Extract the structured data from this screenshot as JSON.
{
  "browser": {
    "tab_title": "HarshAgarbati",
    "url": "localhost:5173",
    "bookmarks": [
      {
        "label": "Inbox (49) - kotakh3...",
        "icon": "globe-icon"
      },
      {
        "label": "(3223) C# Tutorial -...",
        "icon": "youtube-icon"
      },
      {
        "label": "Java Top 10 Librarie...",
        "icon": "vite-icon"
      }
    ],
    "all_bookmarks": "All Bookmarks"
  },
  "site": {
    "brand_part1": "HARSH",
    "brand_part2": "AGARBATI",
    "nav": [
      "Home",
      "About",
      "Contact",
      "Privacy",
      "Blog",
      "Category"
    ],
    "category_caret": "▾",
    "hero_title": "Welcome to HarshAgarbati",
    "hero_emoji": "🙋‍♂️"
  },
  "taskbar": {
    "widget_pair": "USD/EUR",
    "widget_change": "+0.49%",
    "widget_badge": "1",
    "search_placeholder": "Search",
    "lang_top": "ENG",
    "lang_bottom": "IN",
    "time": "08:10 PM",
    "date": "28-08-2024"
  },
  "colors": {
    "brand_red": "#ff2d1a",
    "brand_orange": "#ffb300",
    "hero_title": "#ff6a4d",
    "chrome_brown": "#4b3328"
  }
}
::::
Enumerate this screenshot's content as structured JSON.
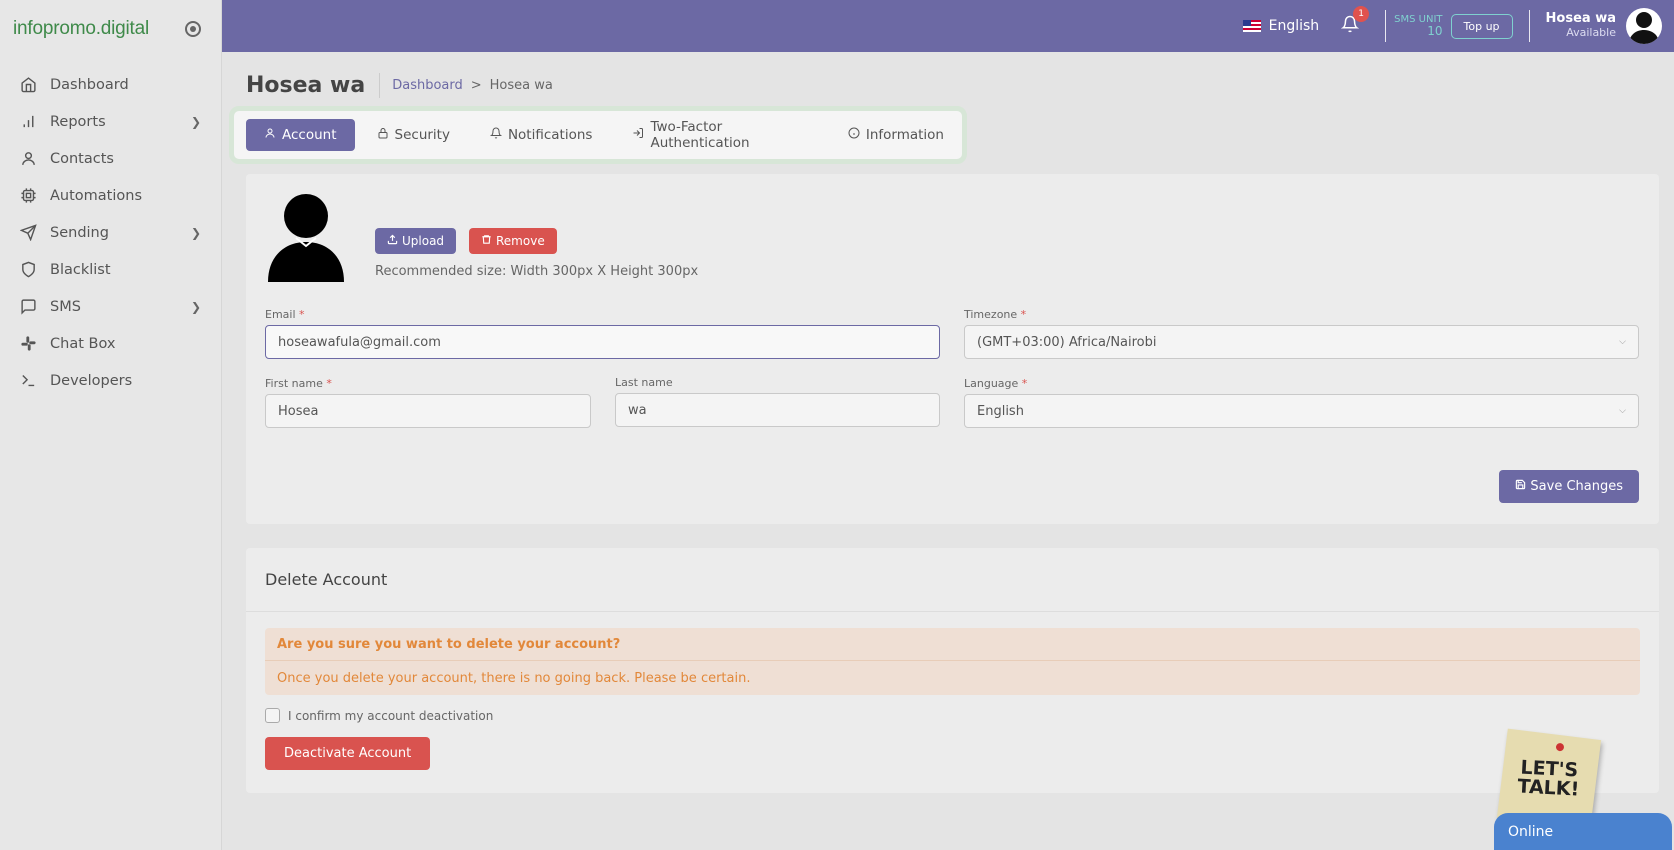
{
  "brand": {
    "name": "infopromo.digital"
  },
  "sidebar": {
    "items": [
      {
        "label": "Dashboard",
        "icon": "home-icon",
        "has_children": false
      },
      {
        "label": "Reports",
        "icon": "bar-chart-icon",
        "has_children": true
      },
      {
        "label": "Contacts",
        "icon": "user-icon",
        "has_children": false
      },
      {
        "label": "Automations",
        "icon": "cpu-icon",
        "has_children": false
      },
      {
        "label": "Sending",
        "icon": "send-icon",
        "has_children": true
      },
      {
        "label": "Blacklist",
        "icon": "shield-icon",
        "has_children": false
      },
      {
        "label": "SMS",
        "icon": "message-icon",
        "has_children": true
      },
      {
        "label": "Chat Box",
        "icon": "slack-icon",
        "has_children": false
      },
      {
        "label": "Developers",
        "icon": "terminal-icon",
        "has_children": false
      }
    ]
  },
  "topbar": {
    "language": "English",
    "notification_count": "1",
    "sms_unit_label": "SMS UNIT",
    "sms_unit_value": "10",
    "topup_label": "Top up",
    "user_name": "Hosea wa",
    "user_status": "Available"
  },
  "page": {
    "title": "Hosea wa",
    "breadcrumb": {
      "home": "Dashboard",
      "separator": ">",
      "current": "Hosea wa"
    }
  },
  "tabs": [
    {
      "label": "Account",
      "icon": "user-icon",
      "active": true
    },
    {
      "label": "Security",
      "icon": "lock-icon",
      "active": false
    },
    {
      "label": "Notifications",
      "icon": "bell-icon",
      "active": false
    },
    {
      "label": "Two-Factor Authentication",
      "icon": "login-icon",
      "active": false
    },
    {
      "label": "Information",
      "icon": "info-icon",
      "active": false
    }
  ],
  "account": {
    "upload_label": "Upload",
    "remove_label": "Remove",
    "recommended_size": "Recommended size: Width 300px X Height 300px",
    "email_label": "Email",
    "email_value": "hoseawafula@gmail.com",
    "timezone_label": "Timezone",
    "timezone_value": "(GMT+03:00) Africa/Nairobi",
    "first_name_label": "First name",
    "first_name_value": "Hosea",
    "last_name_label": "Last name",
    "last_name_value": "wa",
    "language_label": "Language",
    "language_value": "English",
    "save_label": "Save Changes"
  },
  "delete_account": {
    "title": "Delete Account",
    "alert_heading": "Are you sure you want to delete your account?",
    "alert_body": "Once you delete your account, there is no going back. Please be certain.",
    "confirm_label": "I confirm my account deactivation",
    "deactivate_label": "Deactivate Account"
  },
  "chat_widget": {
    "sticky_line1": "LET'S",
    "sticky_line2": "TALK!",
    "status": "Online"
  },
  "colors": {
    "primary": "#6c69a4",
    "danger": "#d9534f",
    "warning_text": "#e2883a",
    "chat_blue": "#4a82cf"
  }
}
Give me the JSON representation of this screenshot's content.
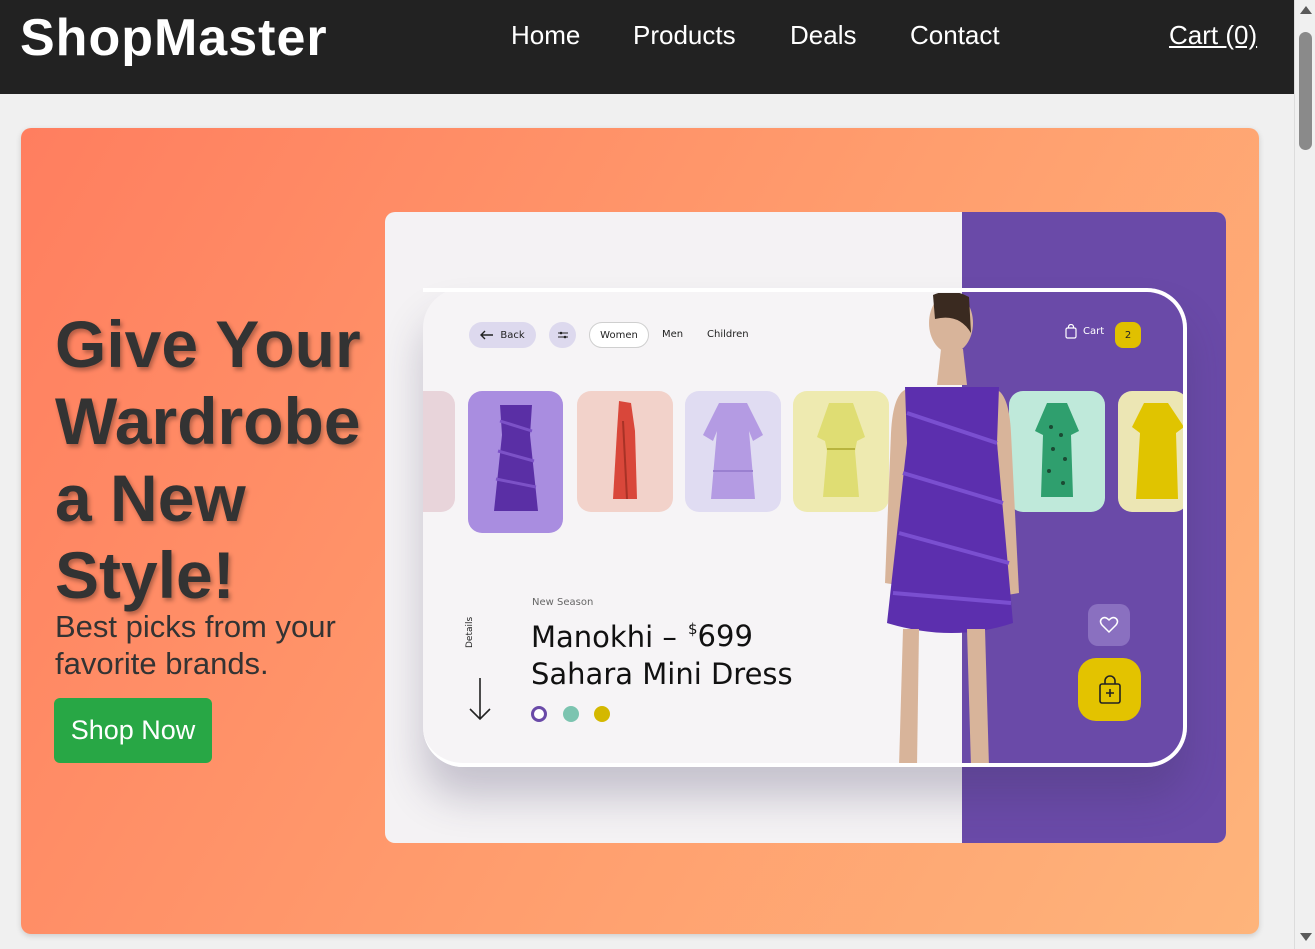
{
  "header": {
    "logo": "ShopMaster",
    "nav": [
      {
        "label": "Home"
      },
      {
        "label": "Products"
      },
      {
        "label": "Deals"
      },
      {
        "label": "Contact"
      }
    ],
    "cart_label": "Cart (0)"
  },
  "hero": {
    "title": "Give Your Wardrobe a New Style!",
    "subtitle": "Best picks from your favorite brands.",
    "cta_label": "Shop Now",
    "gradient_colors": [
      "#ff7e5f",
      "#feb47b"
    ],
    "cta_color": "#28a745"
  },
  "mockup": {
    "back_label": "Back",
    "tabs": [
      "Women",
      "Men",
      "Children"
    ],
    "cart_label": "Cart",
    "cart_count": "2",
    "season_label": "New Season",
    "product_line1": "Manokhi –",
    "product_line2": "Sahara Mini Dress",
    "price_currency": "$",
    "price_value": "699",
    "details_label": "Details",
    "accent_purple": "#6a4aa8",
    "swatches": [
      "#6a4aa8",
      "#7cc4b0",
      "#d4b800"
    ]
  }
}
::::
Find each line holding the word "this" and copy it.

Extract the structured data from this screenshot as JSON.
Enumerate this screenshot's content as structured JSON.
Give me the JSON representation of this screenshot's content.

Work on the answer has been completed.